▶ _What to do_: Locate every line below that contains the word "RADIUS" and copy it.

▶ _Extracted records_:
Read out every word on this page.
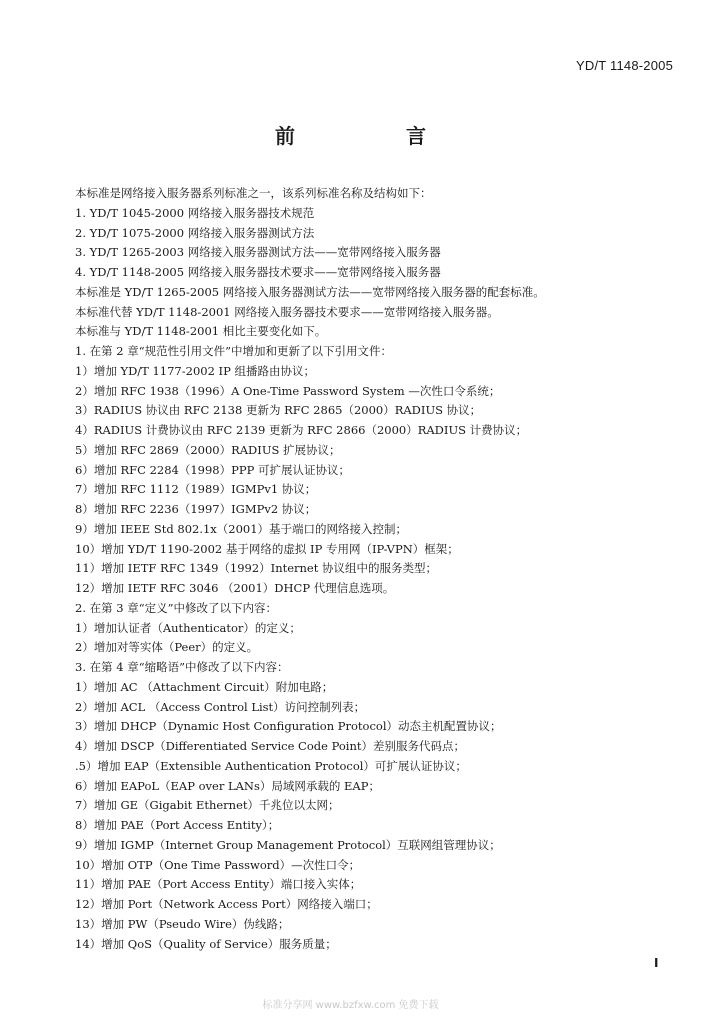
YD/T 1148-2005
前 言
本标准是网络接入服务器系列标准之一，该系列标准名称及结构如下：
1. YD/T 1045-2000 网络接入服务器技术规范
2. YD/T 1075-2000 网络接入服务器测试方法
3. YD/T 1265-2003 网络接入服务器测试方法——宽带网络接入服务器
4. YD/T 1148-2005 网络接入服务器技术要求——宽带网络接入服务器
本标准是 YD/T 1265-2005 网络接入服务器测试方法——宽带网络接入服务器的配套标准。
本标准代替 YD/T 1148-2001 网络接入服务器技术要求——宽带网络接入服务器。
本标准与 YD/T 1148-2001 相比主要变化如下。
1. 在第 2 章“规范性引用文件”中增加和更新了以下引用文件：
1）增加 YD/T 1177-2002 IP 组播路由协议；
2）增加 RFC 1938（1996）A One-Time Password System —次性口令系统；
3）RADIUS 协议由 RFC 2138 更新为 RFC 2865（2000）RADIUS 协议；
4）RADIUS 计费协议由 RFC 2139 更新为 RFC 2866（2000）RADIUS 计费协议；
5）增加 RFC 2869（2000）RADIUS 扩展协议；
6）增加 RFC 2284（1998）PPP 可扩展认证协议；
7）增加 RFC 1112（1989）IGMPv1 协议；
8）增加 RFC 2236（1997）IGMPv2 协议；
9）增加 IEEE Std 802.1x（2001）基于端口的网络接入控制；
10）增加 YD/T 1190-2002 基于网络的虚拟 IP 专用网（IP-VPN）框架；
11）增加 IETF RFC 1349（1992）Internet 协议组中的服务类型；
12）增加 IETF RFC 3046 （2001）DHCP 代理信息选项。
2. 在第 3 章“定义”中修改了以下内容：
1）增加认证者（Authenticator）的定义；
2）增加对等实体（Peer）的定义。
3. 在第 4 章“缩略语”中修改了以下内容：
1）增加 AC （Attachment Circuit）附加电路；
2）增加 ACL （Access Control List）访问控制列表；
3）增加 DHCP（Dynamic Host Configuration Protocol）动态主机配置协议；
4）增加 DSCP（Differentiated Service Code Point）差别服务代码点；
.5）增加 EAP（Extensible Authentication Protocol）可扩展认证协议；
6）增加 EAPoL（EAP over LANs）局域网承载的 EAP；
7）增加 GE（Gigabit Ethernet）千兆位以太网；
8）增加 PAE（Port Access Entity）；
9）增加 IGMP（Internet Group Management Protocol）互联网组管理协议；
10）增加 OTP（One Time Password）—次性口令；
11）增加 PAE（Port Access Entity）端口接入实体；
12）增加 Port（Network Access Port）网络接入端口；
13）增加 PW（Pseudo Wire）伪线路；
14）增加 QoS（Quality of Service）服务质量；
Ⅰ
标准分享网 www.bzfxw.com 免费下载
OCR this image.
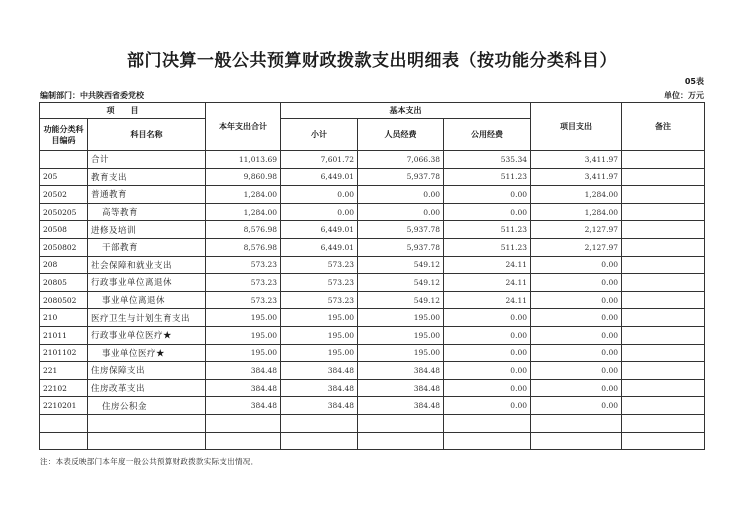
部门决算一般公共预算财政拨款支出明细表（按功能分类科目）
05表
编制部门：中共陕西省委党校	单位：万元
项　　目		本年支出合计	基本支出			项目支出	备注
功能分类科目编码	科目名称		小计	人员经费	公用经费		
	合计	11,013.69	7,601.72	7,066.38	535.34	3,411.97	
205	教育支出	9,860.98	6,449.01	5,937.78	511.23	3,411.97	
20502	普通教育	1,284.00	0.00	0.00	0.00	1,284.00	
2050205	高等教育	1,284.00	0.00	0.00	0.00	1,284.00	
20508	进修及培训	8,576.98	6,449.01	5,937.78	511.23	2,127.97	
2050802	干部教育	8,576.98	6,449.01	5,937.78	511.23	2,127.97	
208	社会保障和就业支出	573.23	573.23	549.12	24.11	0.00	
20805	行政事业单位离退休	573.23	573.23	549.12	24.11	0.00	
2080502	事业单位离退休	573.23	573.23	549.12	24.11	0.00	
210	医疗卫生与计划生育支出	195.00	195.00	195.00	0.00	0.00	
21011	行政事业单位医疗★	195.00	195.00	195.00	0.00	0.00	
2101102	事业单位医疗★	195.00	195.00	195.00	0.00	0.00	
221	住房保障支出	384.48	384.48	384.48	0.00	0.00	
22102	住房改革支出	384.48	384.48	384.48	0.00	0.00	
2210201	住房公积金	384.48	384.48	384.48	0.00	0.00	

注：本表反映部门本年度一般公共预算财政拨款实际支出情况．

▶ _Result of the task_:
3）RADIUS 协议由 RFC 2138 更新为 RFC 2865（2000）RADIUS 协议；
4）RADIUS 计费协议由 RFC 2139 更新为 RFC 2866（2000）RADIUS 计费协议；
5）增加 RFC 2869（2000）RADIUS 扩展协议；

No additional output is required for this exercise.